* Problem to work on: Draw out every line with the word "name" from the listing below.

Figure dataset records
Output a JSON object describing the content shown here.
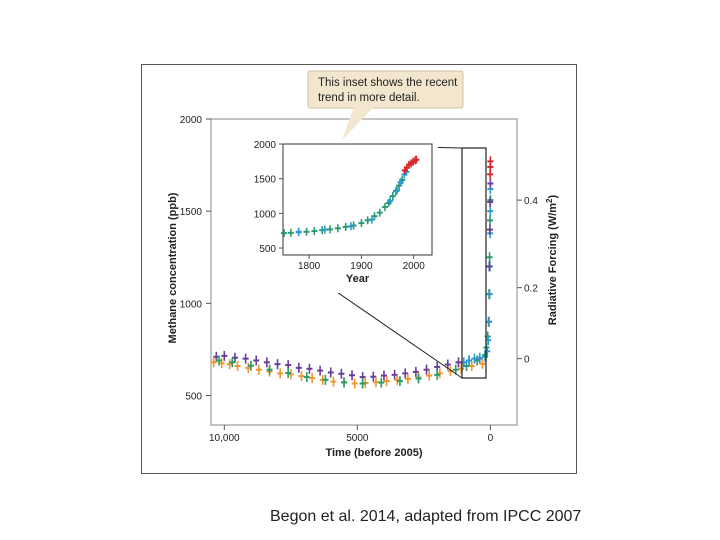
{
  "caption": "Begon et al. 2014, adapted from IPCC 2007",
  "callout": {
    "line1": "This inset shows the recent",
    "line2": "trend in more detail."
  },
  "chart_data": [
    {
      "type": "scatter",
      "panel": "main",
      "xlabel": "Time (before 2005)",
      "ylabel": "Methane concentration (ppb)",
      "y2label_main": "Radiative Forcing (W/m",
      "y2label_sup": "2",
      "y2label_close": ")",
      "x_reversed": true,
      "xlim": [
        10500,
        -1000
      ],
      "ylim": [
        340,
        2000
      ],
      "x_ticks": [
        10000,
        5000,
        0
      ],
      "x_tick_labels": [
        "10,000",
        "5000",
        "0"
      ],
      "y_ticks": [
        500,
        1000,
        1500,
        2000
      ],
      "y_tick_labels": [
        "500",
        "1000",
        "1500",
        "2000"
      ],
      "y2_ticks": [
        {
          "label": "0",
          "ppb_equiv": 700
        },
        {
          "label": "0.2",
          "ppb_equiv": 1085
        },
        {
          "label": "0.4",
          "ppb_equiv": 1560
        }
      ],
      "series": [
        {
          "color": "#6a3d9a",
          "x": [
            10300,
            10000,
            9600,
            9200,
            8800,
            8400,
            8000,
            7600,
            7200,
            6800,
            6400,
            6000,
            5600,
            5200,
            4800,
            4400,
            4000,
            3600,
            3200,
            2800,
            2400,
            2000,
            1600,
            1200,
            800,
            400
          ],
          "y": [
            710,
            715,
            705,
            700,
            690,
            680,
            670,
            665,
            650,
            645,
            635,
            625,
            618,
            610,
            600,
            602,
            608,
            612,
            620,
            628,
            640,
            655,
            668,
            680,
            690,
            700
          ]
        },
        {
          "color": "#f0962a",
          "x": [
            10400,
            10100,
            9800,
            9500,
            9100,
            8700,
            8300,
            7900,
            7500,
            7100,
            6700,
            6300,
            5900,
            5500,
            5100,
            4700,
            4300,
            3900,
            3500,
            3100,
            2700,
            2300,
            1900,
            1500,
            1100,
            700,
            300
          ],
          "y": [
            680,
            675,
            670,
            660,
            650,
            640,
            630,
            620,
            615,
            605,
            595,
            585,
            575,
            570,
            565,
            568,
            572,
            578,
            585,
            590,
            598,
            608,
            620,
            632,
            645,
            660,
            672
          ]
        },
        {
          "color": "#2a9b6e",
          "x": [
            10200,
            9700,
            9000,
            8300,
            7600,
            6900,
            6200,
            5500,
            4800,
            4100,
            3400,
            2700,
            2000,
            1300,
            900,
            500
          ],
          "y": [
            690,
            680,
            662,
            640,
            622,
            600,
            585,
            572,
            565,
            570,
            578,
            592,
            612,
            640,
            660,
            690
          ]
        },
        {
          "color": "#2c9bd4",
          "x": [
            1000,
            800,
            600,
            400,
            200
          ],
          "y": [
            680,
            690,
            700,
            705,
            710
          ]
        },
        {
          "color": "#2a9b6e",
          "x": [
            200,
            150,
            100,
            70,
            50,
            30,
            15,
            0
          ],
          "y": [
            720,
            760,
            820,
            900,
            1050,
            1250,
            1450,
            1560
          ]
        },
        {
          "color": "#2c9bd4",
          "x": [
            120,
            80,
            50,
            30,
            20,
            10,
            5,
            0
          ],
          "y": [
            740,
            800,
            900,
            1050,
            1200,
            1380,
            1500,
            1620
          ]
        },
        {
          "color": "#6a3d9a",
          "x": [
            40,
            20,
            10,
            0
          ],
          "y": [
            1200,
            1400,
            1550,
            1650
          ]
        },
        {
          "color": "#d7262b",
          "x": [
            10,
            5,
            0
          ],
          "y": [
            1700,
            1740,
            1770
          ]
        }
      ]
    },
    {
      "type": "scatter",
      "panel": "inset",
      "xlabel": "Year",
      "ylabel": "",
      "xlim": [
        1750,
        2035
      ],
      "ylim": [
        400,
        2000
      ],
      "x_ticks": [
        1800,
        1900,
        2000
      ],
      "x_tick_labels": [
        "1800",
        "1900",
        "2000"
      ],
      "y_ticks": [
        500,
        1000,
        1500,
        2000
      ],
      "y_tick_labels": [
        "500",
        "1000",
        "1500",
        "2000"
      ],
      "series": [
        {
          "color": "#2a9b6e",
          "x": [
            1752,
            1765,
            1780,
            1795,
            1810,
            1825,
            1840,
            1855,
            1870,
            1885,
            1900,
            1912,
            1925,
            1935,
            1945,
            1952,
            1960,
            1966,
            1972,
            1978
          ],
          "y": [
            715,
            720,
            728,
            735,
            745,
            758,
            770,
            785,
            805,
            825,
            860,
            900,
            960,
            1010,
            1090,
            1150,
            1250,
            1320,
            1400,
            1480
          ]
        },
        {
          "color": "#2c9bd4",
          "x": [
            1780,
            1830,
            1880,
            1920,
            1955,
            1968,
            1975,
            1982,
            1986
          ],
          "y": [
            735,
            765,
            815,
            910,
            1180,
            1330,
            1450,
            1560,
            1600
          ]
        },
        {
          "color": "#d7262b",
          "x": [
            1983,
            1987,
            1991,
            1995,
            1999,
            2003,
            2005
          ],
          "y": [
            1620,
            1660,
            1700,
            1720,
            1745,
            1765,
            1775
          ]
        }
      ]
    }
  ]
}
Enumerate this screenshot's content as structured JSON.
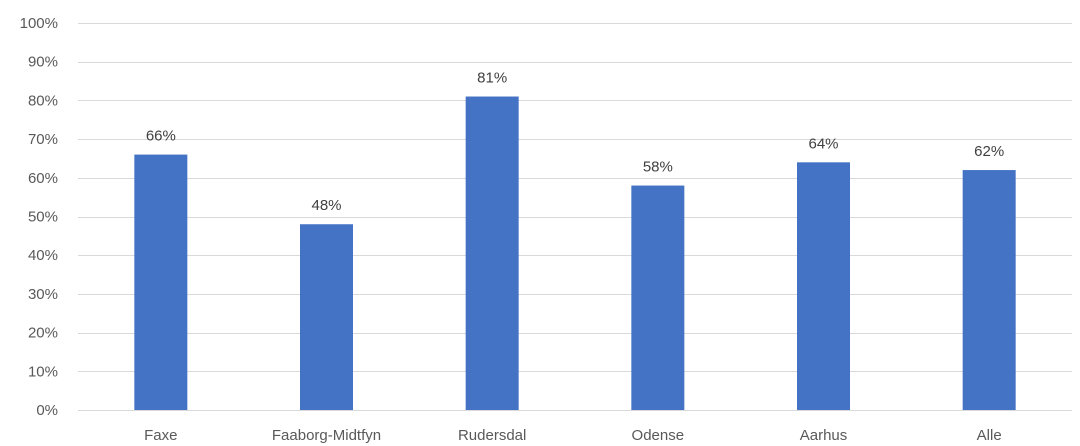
{
  "chart_data": {
    "type": "bar",
    "title": "",
    "xlabel": "",
    "ylabel": "",
    "categories": [
      "Faxe",
      "Faaborg-Midtfyn",
      "Rudersdal",
      "Odense",
      "Aarhus",
      "Alle"
    ],
    "values": [
      66,
      48,
      81,
      58,
      64,
      62
    ],
    "data_labels": [
      "66%",
      "48%",
      "81%",
      "58%",
      "64%",
      "62%"
    ],
    "ylim": [
      0,
      100
    ],
    "yticks": [
      0,
      10,
      20,
      30,
      40,
      50,
      60,
      70,
      80,
      90,
      100
    ],
    "ytick_labels": [
      "0%",
      "10%",
      "20%",
      "30%",
      "40%",
      "50%",
      "60%",
      "70%",
      "80%",
      "90%",
      "100%"
    ],
    "grid": true,
    "legend": "none",
    "colors": {
      "bar": "#4472c4",
      "grid": "#d9d9d9"
    }
  }
}
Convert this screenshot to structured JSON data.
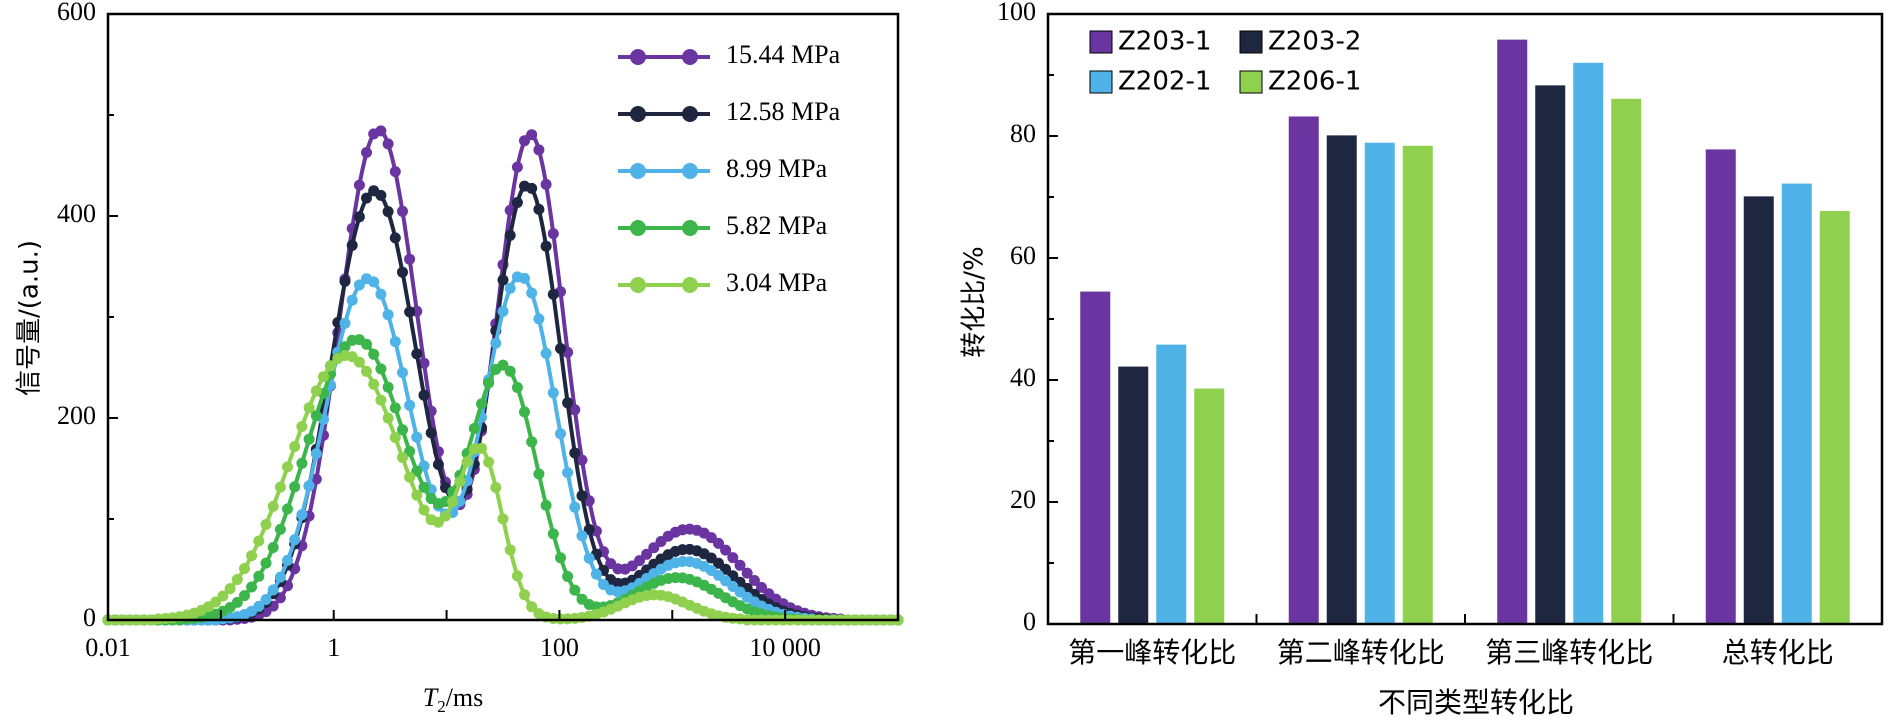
{
  "chart_data": [
    {
      "type": "line",
      "title": "",
      "xlabel_var": "T",
      "xlabel_sub": "2",
      "xlabel_unit": "/ms",
      "ylabel": "信号量/(a.u.)",
      "x_scale": "log",
      "xlim": [
        0.01,
        100000
      ],
      "ylim": [
        0,
        600
      ],
      "x_ticks": [
        0.01,
        1,
        100,
        10000
      ],
      "x_tick_labels": [
        "0.01",
        "1",
        "100",
        "10 000"
      ],
      "y_ticks": [
        0,
        200,
        400,
        600
      ],
      "y_tick_labels": [
        "0",
        "200",
        "400",
        "600"
      ],
      "legend_position": "top-right",
      "grid": false,
      "series": [
        {
          "name": "15.44 MPa",
          "color": "#6a35a0",
          "peaks": [
            {
              "center": 2.5,
              "amp": 485,
              "width": 0.35
            },
            {
              "center": 55,
              "amp": 480,
              "width": 0.3
            },
            {
              "center": 1400,
              "amp": 90,
              "width": 0.45
            }
          ]
        },
        {
          "name": "12.58 MPa",
          "color": "#1f2640",
          "peaks": [
            {
              "center": 2.3,
              "amp": 425,
              "width": 0.38
            },
            {
              "center": 52,
              "amp": 430,
              "width": 0.3
            },
            {
              "center": 1350,
              "amp": 70,
              "width": 0.42
            }
          ]
        },
        {
          "name": "8.99 MPa",
          "color": "#4fb3e8",
          "peaks": [
            {
              "center": 2.0,
              "amp": 338,
              "width": 0.38
            },
            {
              "center": 45,
              "amp": 340,
              "width": 0.32
            },
            {
              "center": 1300,
              "amp": 58,
              "width": 0.4
            }
          ]
        },
        {
          "name": "5.82 MPa",
          "color": "#3cb54a",
          "peaks": [
            {
              "center": 1.6,
              "amp": 278,
              "width": 0.45
            },
            {
              "center": 32,
              "amp": 248,
              "width": 0.3
            },
            {
              "center": 1100,
              "amp": 42,
              "width": 0.38
            }
          ]
        },
        {
          "name": "3.04 MPa",
          "color": "#8fd14f",
          "peaks": [
            {
              "center": 1.3,
              "amp": 262,
              "width": 0.5
            },
            {
              "center": 20,
              "amp": 155,
              "width": 0.2
            },
            {
              "center": 700,
              "amp": 25,
              "width": 0.3
            }
          ]
        }
      ]
    },
    {
      "type": "bar",
      "title": "",
      "xlabel": "不同类型转化比",
      "ylabel": "转化比/%",
      "ylim": [
        0,
        100
      ],
      "y_ticks": [
        0,
        20,
        40,
        60,
        80,
        100
      ],
      "y_tick_labels": [
        "0",
        "20",
        "40",
        "60",
        "80",
        "100"
      ],
      "categories": [
        "第一峰转化比",
        "第二峰转化比",
        "第三峰转化比",
        "总转化比"
      ],
      "legend_position": "top-left",
      "grid": false,
      "series": [
        {
          "name": "Z203-1",
          "color": "#6a35a0",
          "values": [
            54.5,
            83.2,
            95.8,
            77.8
          ]
        },
        {
          "name": "Z203-2",
          "color": "#1f2640",
          "values": [
            42.2,
            80.1,
            88.3,
            70.1
          ]
        },
        {
          "name": "Z202-1",
          "color": "#4fb3e8",
          "values": [
            45.8,
            78.9,
            92.0,
            72.2
          ]
        },
        {
          "name": "Z206-1",
          "color": "#8fd14f",
          "values": [
            38.6,
            78.4,
            86.1,
            67.7
          ]
        }
      ]
    }
  ]
}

* Answer to this exercise:
          "name": "15.44 MPa",
          "name": "12.58 MPa",
          "name": "8.99 MPa",
          "name": "5.82 MPa",
          "name": "3.04 MPa",
          "name": "Z203-1",
          "name": "Z203-2",
          "name": "Z202-1",
          "name": "Z206-1",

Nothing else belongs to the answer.